» **WHAT YOU SHOULD DO**: Leave out the pictures and transcribe everything else exactly.

» **DATASET CONTENT**:
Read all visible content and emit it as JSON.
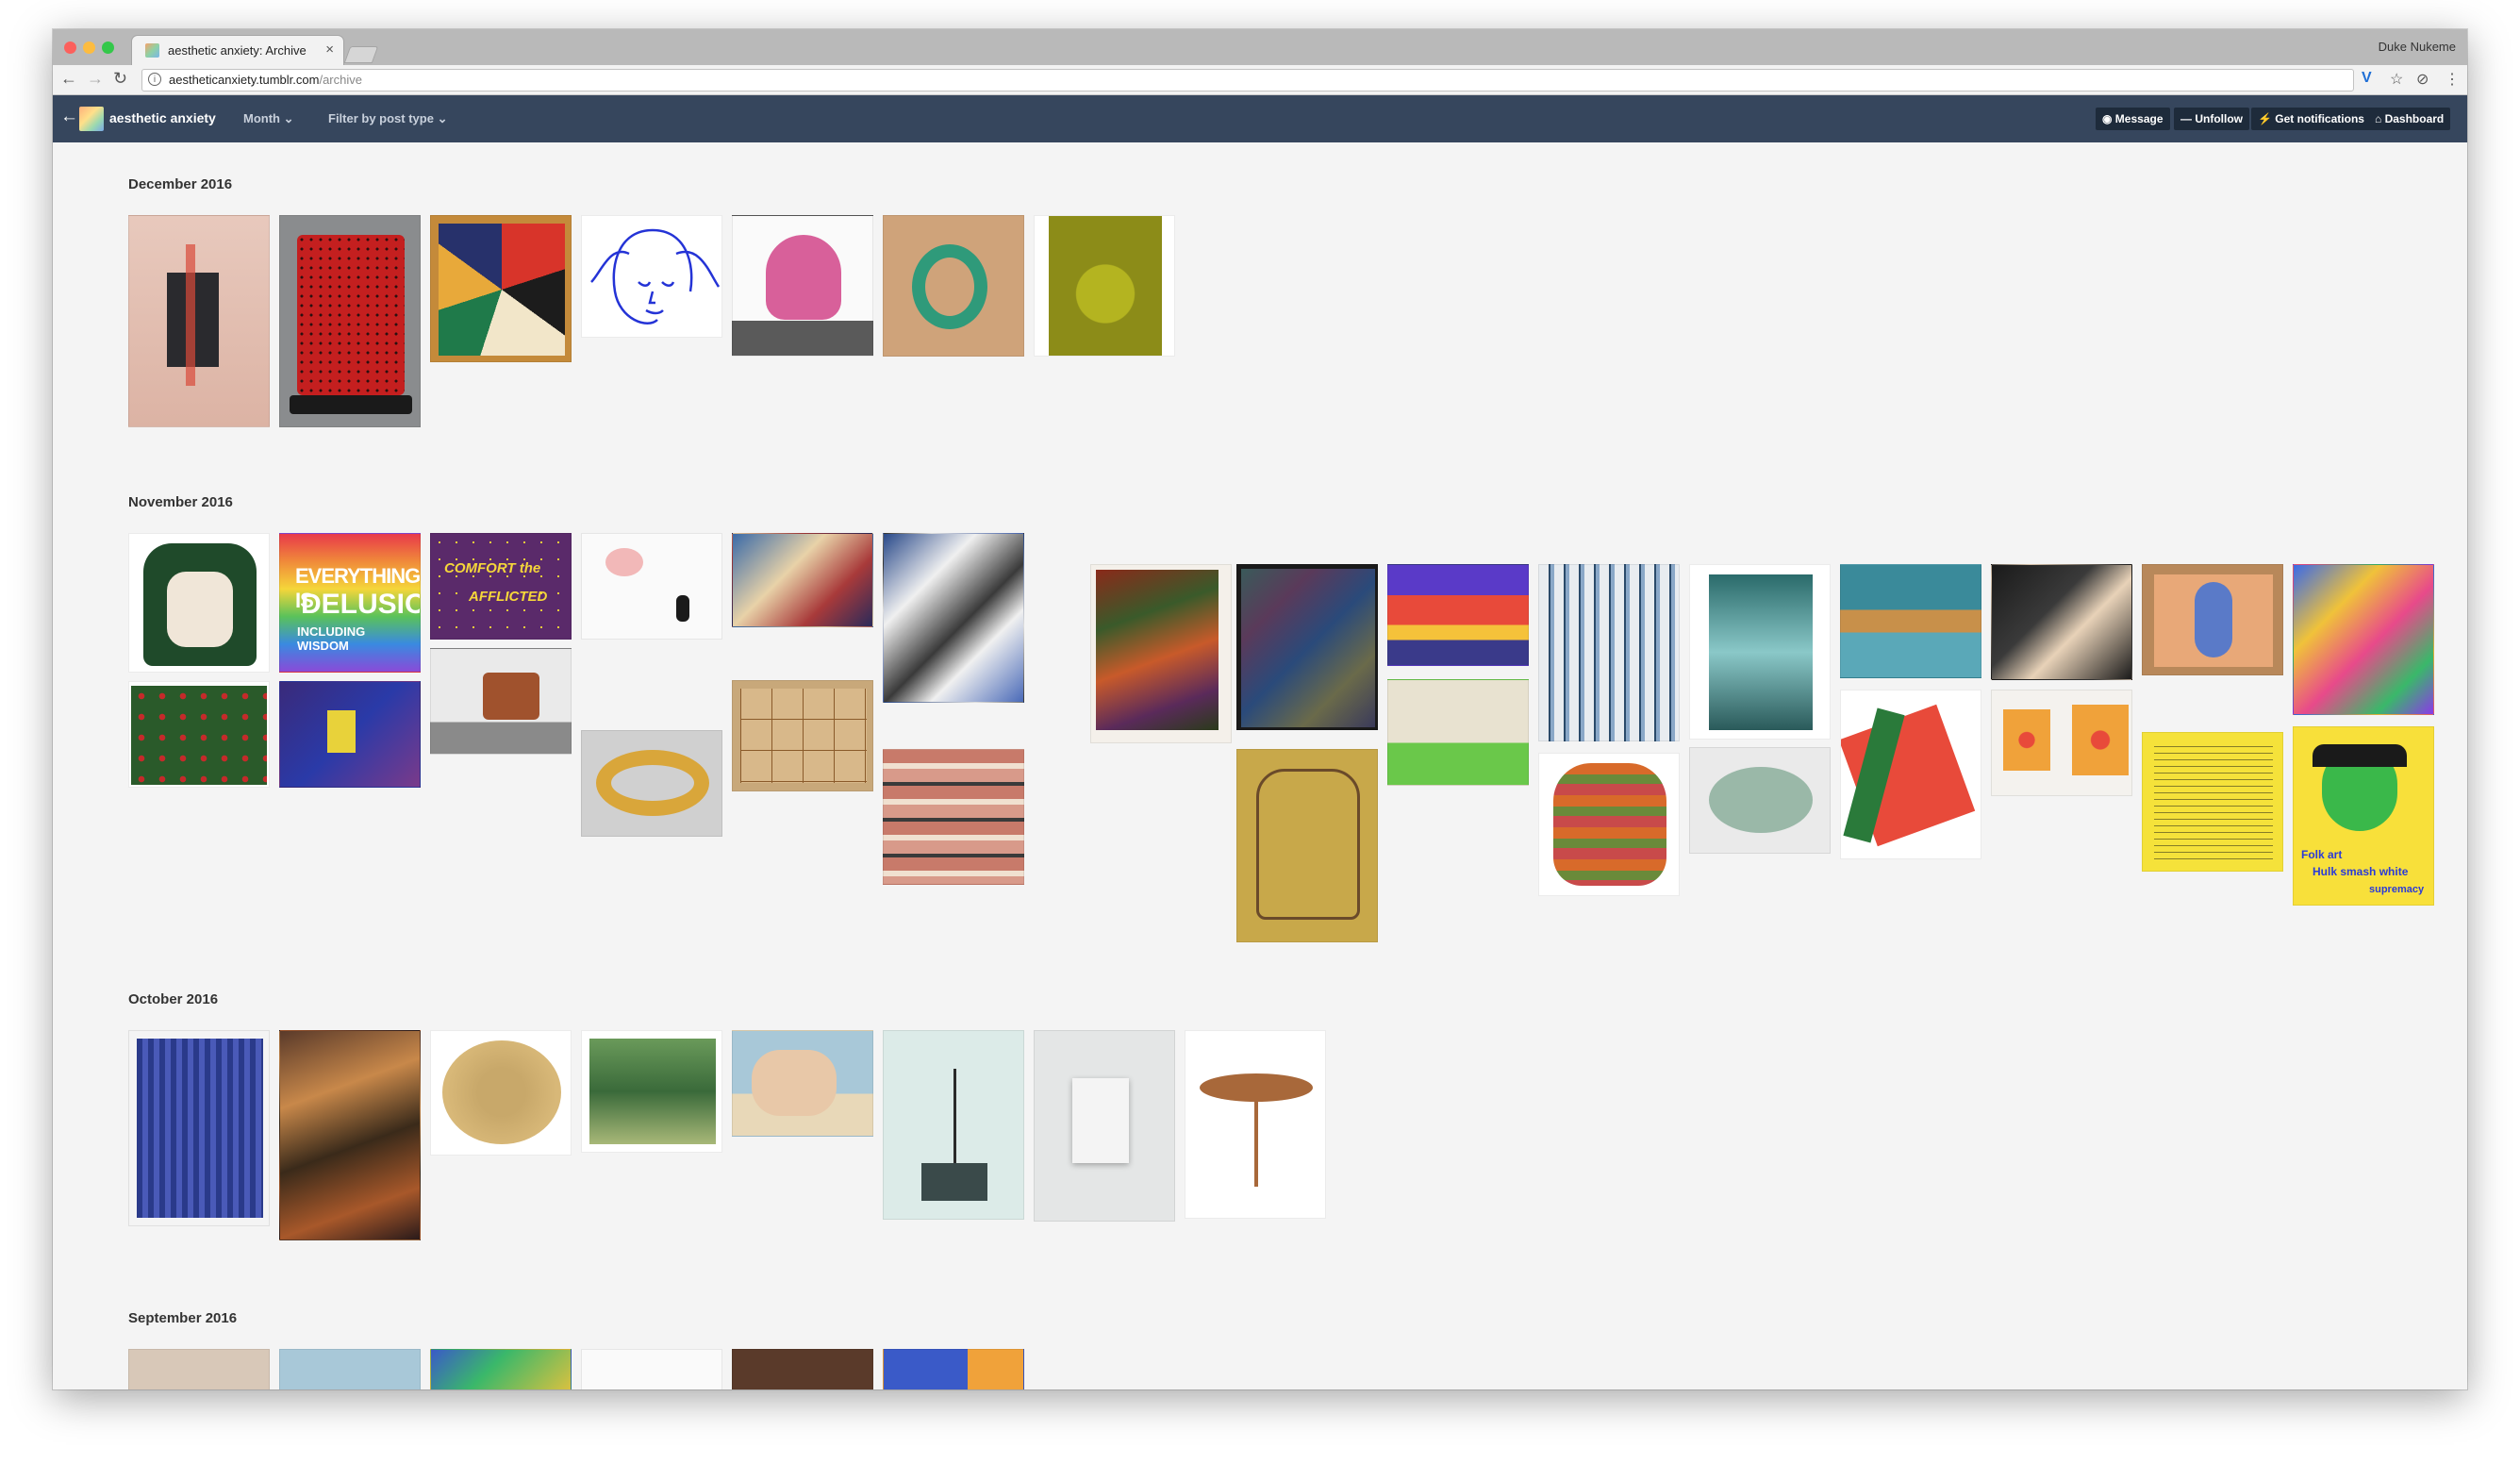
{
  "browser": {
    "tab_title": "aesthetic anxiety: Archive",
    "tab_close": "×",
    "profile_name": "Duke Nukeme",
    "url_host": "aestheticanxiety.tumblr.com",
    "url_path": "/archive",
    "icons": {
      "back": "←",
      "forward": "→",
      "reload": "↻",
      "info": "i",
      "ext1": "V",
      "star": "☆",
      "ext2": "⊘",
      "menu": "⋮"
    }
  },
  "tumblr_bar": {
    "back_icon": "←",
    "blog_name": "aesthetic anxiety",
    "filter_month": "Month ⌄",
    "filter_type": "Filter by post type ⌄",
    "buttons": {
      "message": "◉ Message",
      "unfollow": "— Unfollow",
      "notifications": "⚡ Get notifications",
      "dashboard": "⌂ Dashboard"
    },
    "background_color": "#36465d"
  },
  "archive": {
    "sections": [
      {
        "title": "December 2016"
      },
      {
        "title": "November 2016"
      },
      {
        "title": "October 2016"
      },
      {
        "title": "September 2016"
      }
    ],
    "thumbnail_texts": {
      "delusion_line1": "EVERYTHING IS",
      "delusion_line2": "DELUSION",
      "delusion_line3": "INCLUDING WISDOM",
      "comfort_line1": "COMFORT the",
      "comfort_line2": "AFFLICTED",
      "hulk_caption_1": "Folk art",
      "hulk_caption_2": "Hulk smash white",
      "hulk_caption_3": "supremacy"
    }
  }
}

» **RESULT OF THIS TASK**:
Read all visible content and emit it as JSON.
{
  "browser": {
    "tab_title": "aesthetic anxiety: Archive",
    "tab_close": "×",
    "profile_name": "Duke Nukeme",
    "url_host": "aestheticanxiety.tumblr.com",
    "url_path": "/archive",
    "icons": {
      "back": "←",
      "forward": "→",
      "reload": "↻",
      "info": "i",
      "ext1": "V",
      "star": "☆",
      "ext2": "⊘",
      "menu": "⋮"
    }
  },
  "tumblr_bar": {
    "back_icon": "←",
    "blog_name": "aesthetic anxiety",
    "filter_month": "Month ⌄",
    "filter_type": "Filter by post type ⌄",
    "buttons": {
      "message": "◉ Message",
      "unfollow": "— Unfollow",
      "notifications": "⚡ Get notifications",
      "dashboard": "⌂ Dashboard"
    },
    "background_color": "#36465d"
  },
  "archive": {
    "sections": [
      {
        "title": "December 2016"
      },
      {
        "title": "November 2016"
      },
      {
        "title": "October 2016"
      },
      {
        "title": "September 2016"
      }
    ],
    "thumbnail_texts": {
      "delusion_line1": "EVERYTHING IS",
      "delusion_line2": "DELUSION",
      "delusion_line3": "INCLUDING WISDOM",
      "comfort_line1": "COMFORT the",
      "comfort_line2": "AFFLICTED",
      "hulk_caption_1": "Folk art",
      "hulk_caption_2": "Hulk smash white",
      "hulk_caption_3": "supremacy"
    }
  }
}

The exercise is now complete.